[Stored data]
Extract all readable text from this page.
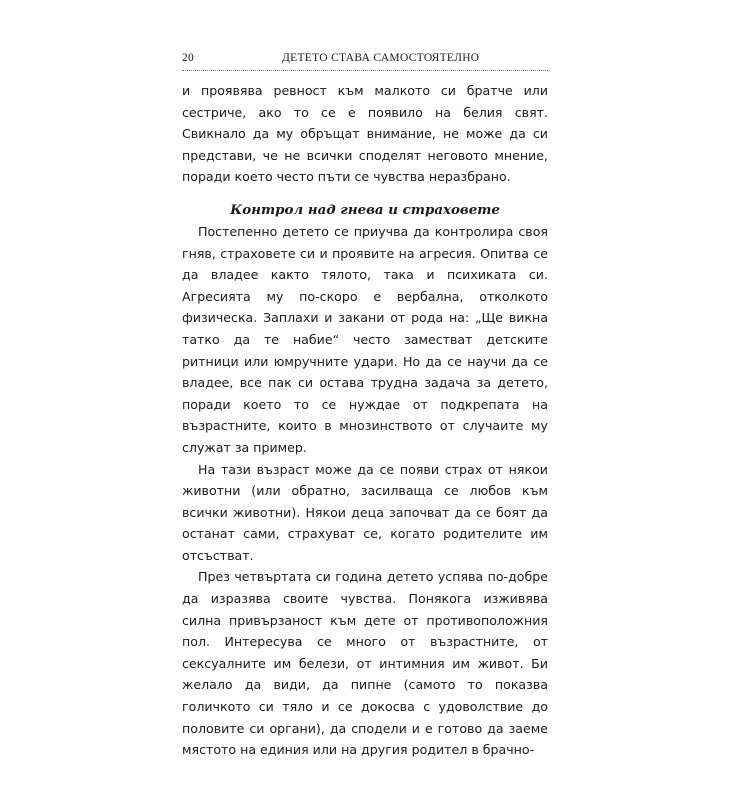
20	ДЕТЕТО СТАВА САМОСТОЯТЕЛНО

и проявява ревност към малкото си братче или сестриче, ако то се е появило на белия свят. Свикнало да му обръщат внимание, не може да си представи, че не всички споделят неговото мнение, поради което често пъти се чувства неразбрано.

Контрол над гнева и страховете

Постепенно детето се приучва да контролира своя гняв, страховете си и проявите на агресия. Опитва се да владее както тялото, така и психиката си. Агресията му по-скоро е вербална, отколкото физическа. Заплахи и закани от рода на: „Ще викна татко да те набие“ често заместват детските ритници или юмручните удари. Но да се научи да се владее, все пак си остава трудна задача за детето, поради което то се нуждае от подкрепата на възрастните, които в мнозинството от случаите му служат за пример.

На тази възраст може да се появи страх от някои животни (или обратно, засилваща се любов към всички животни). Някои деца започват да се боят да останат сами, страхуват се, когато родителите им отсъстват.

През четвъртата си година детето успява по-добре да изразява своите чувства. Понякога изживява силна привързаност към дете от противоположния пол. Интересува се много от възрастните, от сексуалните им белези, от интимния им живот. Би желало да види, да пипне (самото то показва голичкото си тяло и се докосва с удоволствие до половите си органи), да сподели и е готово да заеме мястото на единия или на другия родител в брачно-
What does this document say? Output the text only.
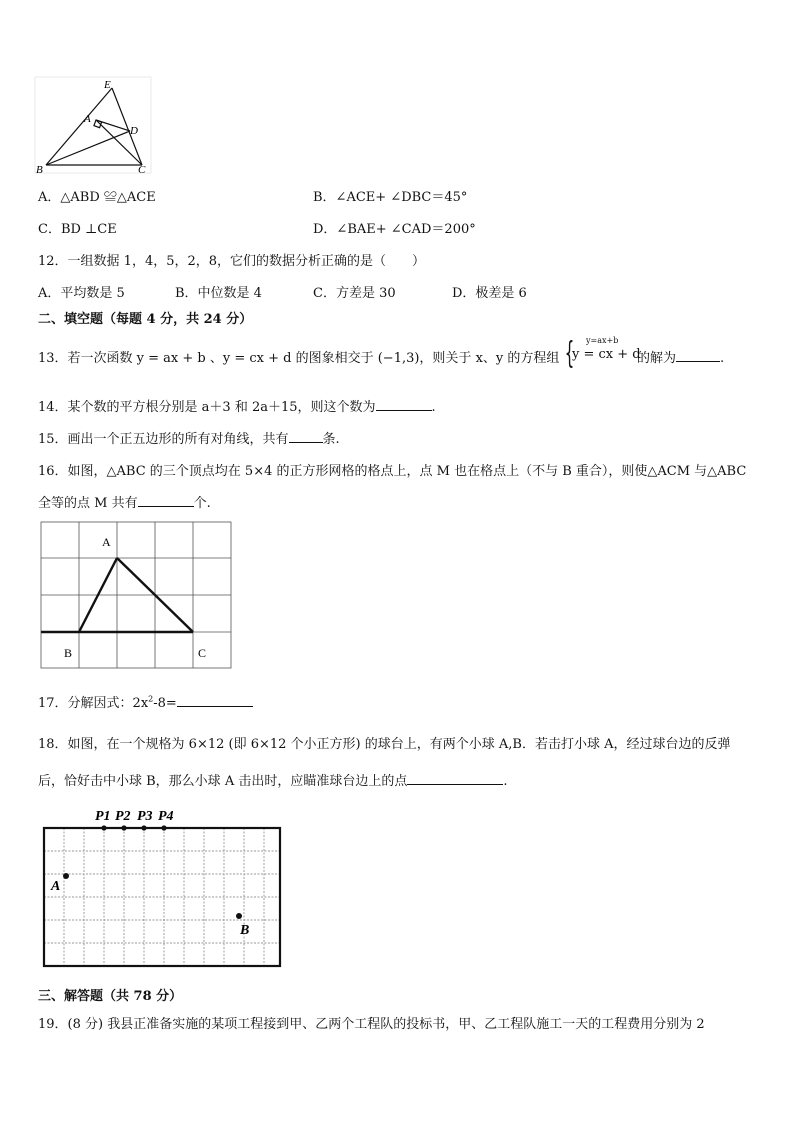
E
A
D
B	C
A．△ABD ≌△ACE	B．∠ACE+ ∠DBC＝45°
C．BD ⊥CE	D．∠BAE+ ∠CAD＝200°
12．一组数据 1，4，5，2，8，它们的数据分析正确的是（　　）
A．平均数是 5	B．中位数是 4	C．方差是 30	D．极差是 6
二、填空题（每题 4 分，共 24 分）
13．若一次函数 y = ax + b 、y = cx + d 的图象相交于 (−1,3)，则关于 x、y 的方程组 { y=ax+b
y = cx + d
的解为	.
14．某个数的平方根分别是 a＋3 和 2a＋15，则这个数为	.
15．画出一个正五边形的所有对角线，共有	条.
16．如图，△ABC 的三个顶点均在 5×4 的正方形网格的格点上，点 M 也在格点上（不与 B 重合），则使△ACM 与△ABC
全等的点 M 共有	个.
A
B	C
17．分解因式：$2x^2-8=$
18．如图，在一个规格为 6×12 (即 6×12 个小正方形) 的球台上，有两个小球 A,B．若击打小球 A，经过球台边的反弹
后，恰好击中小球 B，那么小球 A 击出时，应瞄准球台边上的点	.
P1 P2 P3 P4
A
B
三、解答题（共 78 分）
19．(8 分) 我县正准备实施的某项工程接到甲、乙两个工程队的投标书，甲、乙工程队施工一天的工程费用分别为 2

▸ WRITTEN REQUEST:
Reproduce all of the entries word for word, skipping any pictures they hold.

▸ RESPONSE:
Extract all readable text from this page.
20	ДЕТЕТО СТАВА САМОСТОЯТЕЛНО

и проявява ревност към малкото си братче или сестриче, ако то се е появило на белия свят. Свикнало да му обръщат внимание, не може да си представи, че не всички споделят неговото мнение, поради което често пъти се чувства неразбрано.

Контрол над гнева и страховете

Постепенно детето се приучва да контролира своя гняв, страховете си и проявите на агресия. Опитва се да владее както тялото, така и психиката си. Агресията му по-скоро е вербална, отколкото физическа. Заплахи и закани от рода на: „Ще викна татко да те набие“ често заместват детските ритници или юмручните удари. Но да се научи да се владее, все пак си остава трудна задача за детето, поради което то се нуждае от подкрепата на възрастните, които в мнозинството от случаите му служат за пример.

На тази възраст може да се появи страх от някои животни (или обратно, засилваща се любов към всички животни). Някои деца започват да се боят да останат сами, страхуват се, когато родителите им отсъстват.

През четвъртата си година детето успява по-добре да изразява своите чувства. Понякога изживява силна привързаност към дете от противоположния пол. Интересува се много от възрастните, от сексуалните им белези, от интимния им живот. Би желало да види, да пипне (самото то показва голичкото си тяло и се докосва с удоволствие до половите си органи), да сподели и е готово да заеме мястото на единия или на другия родител в брачно-
What does this document say? Output the text only.
E
A
D
B	C
A．△ABD ≌△ACE	B．∠ACE+ ∠DBC＝45°
C．BD ⊥CE	D．∠BAE+ ∠CAD＝200°
12．一组数据 1，4，5，2，8，它们的数据分析正确的是（　　）
A．平均数是 5	B．中位数是 4	C．方差是 30	D．极差是 6
二、填空题（每题 4 分，共 24 分）
13．若一次函数 y = ax + b 、y = cx + d 的图象相交于 (−1,3)，则关于 x、y 的方程组 { y=ax+b
y = cx + d
的解为	.
14．某个数的平方根分别是 a＋3 和 2a＋15，则这个数为	.
15．画出一个正五边形的所有对角线，共有	条.
16．如图，△ABC 的三个顶点均在 5×4 的正方形网格的格点上，点 M 也在格点上（不与 B 重合），则使△ACM 与△ABC
全等的点 M 共有	个.
A
B	C
17．分解因式：$2x^2-8=$
18．如图，在一个规格为 6×12 (即 6×12 个小正方形) 的球台上，有两个小球 A,B．若击打小球 A，经过球台边的反弹
后，恰好击中小球 B，那么小球 A 击出时，应瞄准球台边上的点	.
P1 P2 P3 P4
A
B
三、解答题（共 78 分）
19．(8 分) 我县正准备实施的某项工程接到甲、乙两个工程队的投标书，甲、乙工程队施工一天的工程费用分别为 2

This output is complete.